═════ RECORDS FOR THE TASK ═════
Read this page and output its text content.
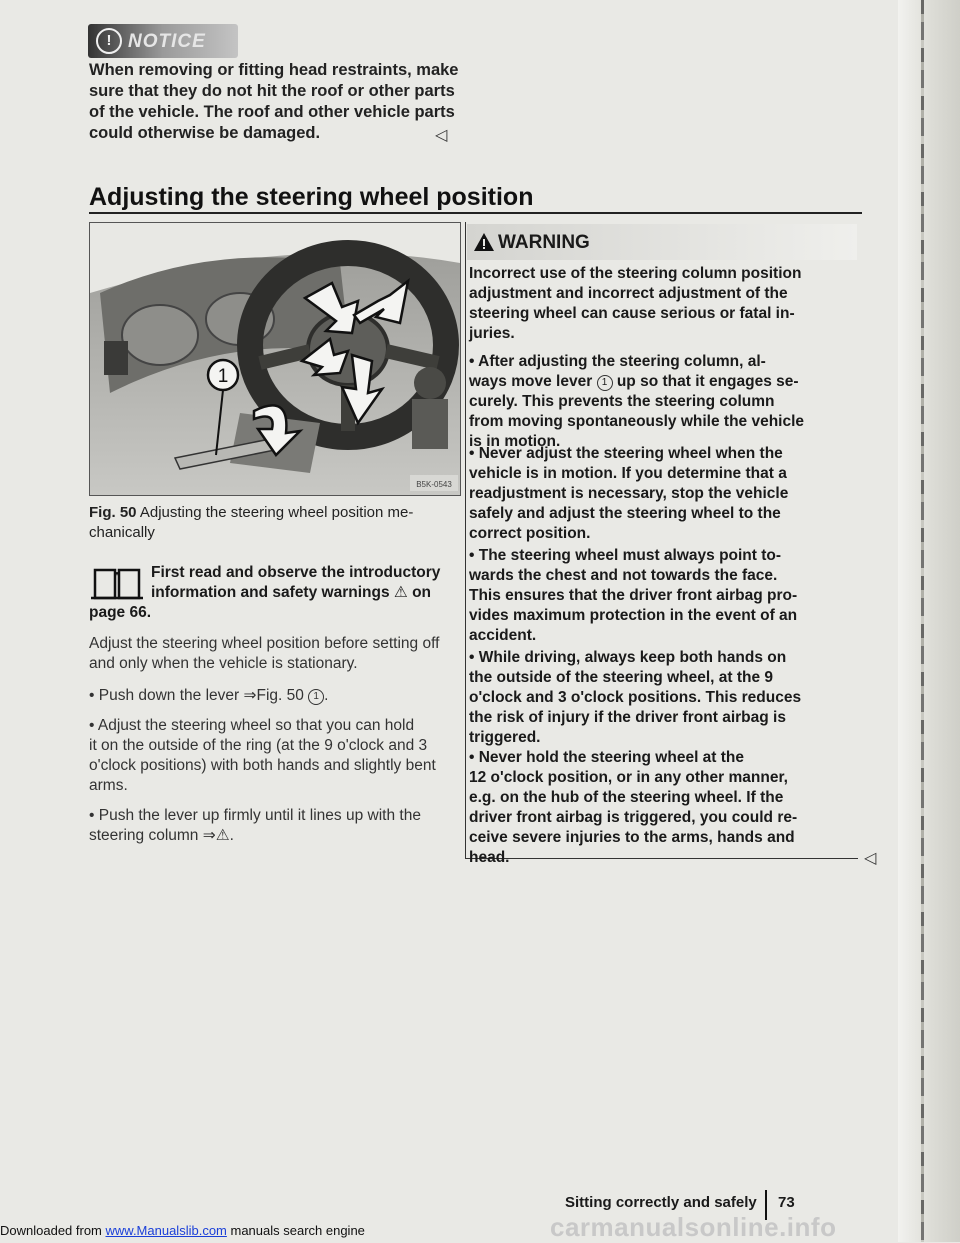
! NOTICE
When removing or fitting head restraints, make
sure that they do not hit the roof or other parts
of the vehicle. The roof and other vehicle parts
could otherwise be damaged.	◁
Adjusting the steering wheel position
1
B5K-0543
Fig. 50 Adjusting the steering wheel position me-
chanically
First read and observe the introductory
information and safety warnings ⚠ on
page 66.
Adjust the steering wheel position before setting off
and only when the vehicle is stationary.
• Push down the lever ⇒Fig. 50 1 .
• Adjust the steering wheel so that you can hold
it on the outside of the ring (at the 9 o'clock and 3
o'clock positions) with both hands and slightly bent
arms.
• Push the lever up firmly until it lines up with the
steering column ⇒⚠.
WARNING
Incorrect use of the steering column position
adjustment and incorrect adjustment of the
steering wheel can cause serious or fatal in-
juries.
• After adjusting the steering column, al-
ways move lever 1 up so that it engages se-
curely. This prevents the steering column
from moving spontaneously while the vehicle
is in motion.
• Never adjust the steering wheel when the
vehicle is in motion. If you determine that a
readjustment is necessary, stop the vehicle
safely and adjust the steering wheel to the
correct position.
• The steering wheel must always point to-
wards the chest and not towards the face.
This ensures that the driver front airbag pro-
vides maximum protection in the event of an
accident.
• While driving, always keep both hands on
the outside of the steering wheel, at the 9
o'clock and 3 o'clock positions. This reduces
the risk of injury if the driver front airbag is
triggered.
• Never hold the steering wheel at the
12 o'clock position, or in any other manner,
e.g. on the hub of the steering wheel. If the
driver front airbag is triggered, you could re-
ceive severe injuries to the arms, hands and
head.	◁
Sitting correctly and safely 73
carmanualsonline.info
Downloaded from www.Manualslib.com manuals search engine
═════
PROBLEM TO WORK ON: Return, from the data, each line that has the word "hands" in it.

ANSWER:
o'clock positions) with both hands and slightly bent
• While driving, always keep both hands on
ceive severe injuries to the arms, hands and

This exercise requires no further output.